• Provided material:
__________________________________________________

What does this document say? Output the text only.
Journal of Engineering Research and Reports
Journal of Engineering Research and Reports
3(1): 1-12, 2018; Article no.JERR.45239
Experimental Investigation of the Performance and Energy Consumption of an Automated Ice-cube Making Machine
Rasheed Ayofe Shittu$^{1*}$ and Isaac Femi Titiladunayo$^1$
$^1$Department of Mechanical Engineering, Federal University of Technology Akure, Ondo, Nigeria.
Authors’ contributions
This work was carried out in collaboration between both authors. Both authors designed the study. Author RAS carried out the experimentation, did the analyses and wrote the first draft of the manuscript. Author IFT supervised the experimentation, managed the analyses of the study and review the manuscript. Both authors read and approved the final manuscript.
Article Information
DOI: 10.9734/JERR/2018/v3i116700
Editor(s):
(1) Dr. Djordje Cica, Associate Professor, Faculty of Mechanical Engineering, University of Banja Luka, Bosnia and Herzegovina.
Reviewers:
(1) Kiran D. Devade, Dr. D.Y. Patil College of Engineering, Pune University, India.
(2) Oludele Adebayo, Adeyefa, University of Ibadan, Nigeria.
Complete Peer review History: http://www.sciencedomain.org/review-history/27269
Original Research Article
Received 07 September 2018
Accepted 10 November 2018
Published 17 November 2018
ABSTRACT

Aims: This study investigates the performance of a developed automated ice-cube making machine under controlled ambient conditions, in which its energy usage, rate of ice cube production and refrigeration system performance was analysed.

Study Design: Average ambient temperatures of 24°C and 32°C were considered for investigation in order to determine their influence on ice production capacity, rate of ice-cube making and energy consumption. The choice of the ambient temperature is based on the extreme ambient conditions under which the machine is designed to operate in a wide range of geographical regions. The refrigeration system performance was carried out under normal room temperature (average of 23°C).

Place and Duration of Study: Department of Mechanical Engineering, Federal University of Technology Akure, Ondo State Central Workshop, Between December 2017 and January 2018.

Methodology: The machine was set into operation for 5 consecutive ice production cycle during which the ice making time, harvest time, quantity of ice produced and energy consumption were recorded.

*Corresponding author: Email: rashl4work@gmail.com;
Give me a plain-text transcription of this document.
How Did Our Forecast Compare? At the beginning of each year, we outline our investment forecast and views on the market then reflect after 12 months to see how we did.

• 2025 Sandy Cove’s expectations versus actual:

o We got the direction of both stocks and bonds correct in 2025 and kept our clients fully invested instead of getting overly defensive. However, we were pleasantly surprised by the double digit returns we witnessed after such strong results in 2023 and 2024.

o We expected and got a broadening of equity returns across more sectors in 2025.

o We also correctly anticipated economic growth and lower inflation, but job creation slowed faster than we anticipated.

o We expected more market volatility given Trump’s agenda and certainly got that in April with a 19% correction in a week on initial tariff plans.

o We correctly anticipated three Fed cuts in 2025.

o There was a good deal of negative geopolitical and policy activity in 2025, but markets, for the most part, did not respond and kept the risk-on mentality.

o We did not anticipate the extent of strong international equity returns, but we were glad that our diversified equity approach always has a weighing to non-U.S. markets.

__________________________________________________

Restate the whole listing exactly, leaving out nothing.

• Final result:
What does this document say? Output the text only.
Journal of Engineering Research and Reports
Journal of Engineering Research and Reports
3(1): 1-12, 2018; Article no.JERR.45239
Experimental Investigation of the Performance and Energy Consumption of an Automated Ice-cube Making Machine
Rasheed Ayofe Shittu$^{1*}$ and Isaac Femi Titiladunayo$^1$
$^1$Department of Mechanical Engineering, Federal University of Technology Akure, Ondo, Nigeria.
Authors’ contributions
This work was carried out in collaboration between both authors. Both authors designed the study. Author RAS carried out the experimentation, did the analyses and wrote the first draft of the manuscript. Author IFT supervised the experimentation, managed the analyses of the study and review the manuscript. Both authors read and approved the final manuscript.
Article Information
DOI: 10.9734/JERR/2018/v3i116700
Editor(s):
(1) Dr. Djordje Cica, Associate Professor, Faculty of Mechanical Engineering, University of Banja Luka, Bosnia and Herzegovina.
Reviewers:
(1) Kiran D. Devade, Dr. D.Y. Patil College of Engineering, Pune University, India.
(2) Oludele Adebayo, Adeyefa, University of Ibadan, Nigeria.
Complete Peer review History: http://www.sciencedomain.org/review-history/27269
Original Research Article
Received 07 September 2018
Accepted 10 November 2018
Published 17 November 2018
ABSTRACT

Aims: This study investigates the performance of a developed automated ice-cube making machine under controlled ambient conditions, in which its energy usage, rate of ice cube production and refrigeration system performance was analysed.

Study Design: Average ambient temperatures of 24°C and 32°C were considered for investigation in order to determine their influence on ice production capacity, rate of ice-cube making and energy consumption. The choice of the ambient temperature is based on the extreme ambient conditions under which the machine is designed to operate in a wide range of geographical regions. The refrigeration system performance was carried out under normal room temperature (average of 23°C).

Place and Duration of Study: Department of Mechanical Engineering, Federal University of Technology Akure, Ondo State Central Workshop, Between December 2017 and January 2018.

Methodology: The machine was set into operation for 5 consecutive ice production cycle during which the ice making time, harvest time, quantity of ice produced and energy consumption were recorded.

*Corresponding author: Email: rashl4work@gmail.com;
Give me a plain-text transcription of this document.
How Did Our Forecast Compare? At the beginning of each year, we outline our investment forecast and views on the market then reflect after 12 months to see how we did.

• 2025 Sandy Cove’s expectations versus actual:

o We got the direction of both stocks and bonds correct in 2025 and kept our clients fully invested instead of getting overly defensive. However, we were pleasantly surprised by the double digit returns we witnessed after such strong results in 2023 and 2024.

o We expected and got a broadening of equity returns across more sectors in 2025.

o We also correctly anticipated economic growth and lower inflation, but job creation slowed faster than we anticipated.

o We expected more market volatility given Trump’s agenda and certainly got that in April with a 19% correction in a week on initial tariff plans.

o We correctly anticipated three Fed cuts in 2025.

o There was a good deal of negative geopolitical and policy activity in 2025, but markets, for the most part, did not respond and kept the risk-on mentality.

o We did not anticipate the extent of strong international equity returns, but we were glad that our diversified equity approach always has a weighing to non-U.S. markets.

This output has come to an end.